INFORMATION SHOWN:
● ● ● ●

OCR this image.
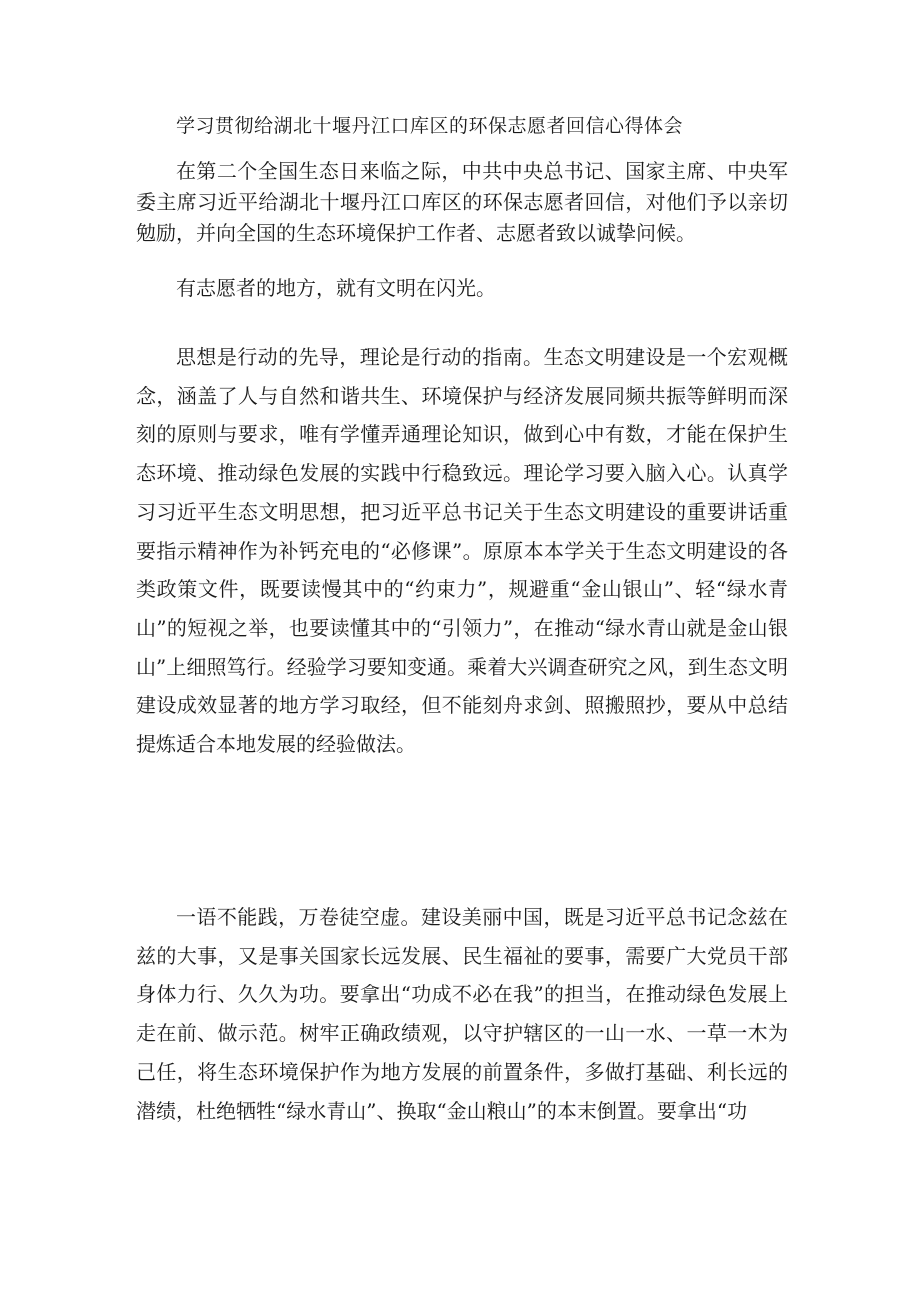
学习贯彻给湖北十堰丹江口库区的环保志愿者回信心得体会

在第二个全国生态日来临之际，中共中央总书记、国家主席、中央军委主席习近平给湖北十堰丹江口库区的环保志愿者回信，对他们予以亲切勉励，并向全国的生态环境保护工作者、志愿者致以诚挚问候。

有志愿者的地方，就有文明在闪光。

思想是行动的先导，理论是行动的指南。生态文明建设是一个宏观概念，涵盖了人与自然和谐共生、环境保护与经济发展同频共振等鲜明而深刻的原则与要求，唯有学懂弄通理论知识，做到心中有数，才能在保护生态环境、推动绿色发展的实践中行稳致远。理论学习要入脑入心。认真学习习近平生态文明思想，把习近平总书记关于生态文明建设的重要讲话重要指示精神作为补钙充电的“必修课”。原原本本学关于生态文明建设的各类政策文件，既要读慢其中的“约束力”，规避重“金山银山”、轻“绿水青山”的短视之举，也要读懂其中的“引领力”，在推动“绿水青山就是金山银山”上细照笃行。经验学习要知变通。乘着大兴调查研究之风，到生态文明建设成效显著的地方学习取经，但不能刻舟求剑、照搬照抄，要从中总结提炼适合本地发展的经验做法。

一语不能践，万卷徒空虚。建设美丽中国，既是习近平总书记念兹在兹的大事，又是事关国家长远发展、民生福祉的要事，需要广大党员干部身体力行、久久为功。要拿出“功成不必在我”的担当，在推动绿色发展上走在前、做示范。树牢正确政绩观，以守护辖区的一山一水、一草一木为己任，将生态环境保护作为地方发展的前置条件，多做打基础、利长远的潜绩，杜绝牺牲“绿水青山”、换取“金山粮山”的本末倒置。要拿出“功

● ● ● ●

WHAT THE EXERCISE ASKS: Restate the whole listing above exactly, except for its images.

SOLUTION TO THIS TASK:
OCR this image.
学习贯彻给湖北十堰丹江口库区的环保志愿者回信心得体会

在第二个全国生态日来临之际，中共中央总书记、国家主席、中央军委主席习近平给湖北十堰丹江口库区的环保志愿者回信，对他们予以亲切勉励，并向全国的生态环境保护工作者、志愿者致以诚挚问候。

有志愿者的地方，就有文明在闪光。

思想是行动的先导，理论是行动的指南。生态文明建设是一个宏观概念，涵盖了人与自然和谐共生、环境保护与经济发展同频共振等鲜明而深刻的原则与要求，唯有学懂弄通理论知识，做到心中有数，才能在保护生态环境、推动绿色发展的实践中行稳致远。理论学习要入脑入心。认真学习习近平生态文明思想，把习近平总书记关于生态文明建设的重要讲话重要指示精神作为补钙充电的“必修课”。原原本本学关于生态文明建设的各类政策文件，既要读慢其中的“约束力”，规避重“金山银山”、轻“绿水青山”的短视之举，也要读懂其中的“引领力”，在推动“绿水青山就是金山银山”上细照笃行。经验学习要知变通。乘着大兴调查研究之风，到生态文明建设成效显著的地方学习取经，但不能刻舟求剑、照搬照抄，要从中总结提炼适合本地发展的经验做法。

一语不能践，万卷徒空虚。建设美丽中国，既是习近平总书记念兹在兹的大事，又是事关国家长远发展、民生福祉的要事，需要广大党员干部身体力行、久久为功。要拿出“功成不必在我”的担当，在推动绿色发展上走在前、做示范。树牢正确政绩观，以守护辖区的一山一水、一草一木为己任，将生态环境保护作为地方发展的前置条件，多做打基础、利长远的潜绩，杜绝牺牲“绿水青山”、换取“金山粮山”的本末倒置。要拿出“功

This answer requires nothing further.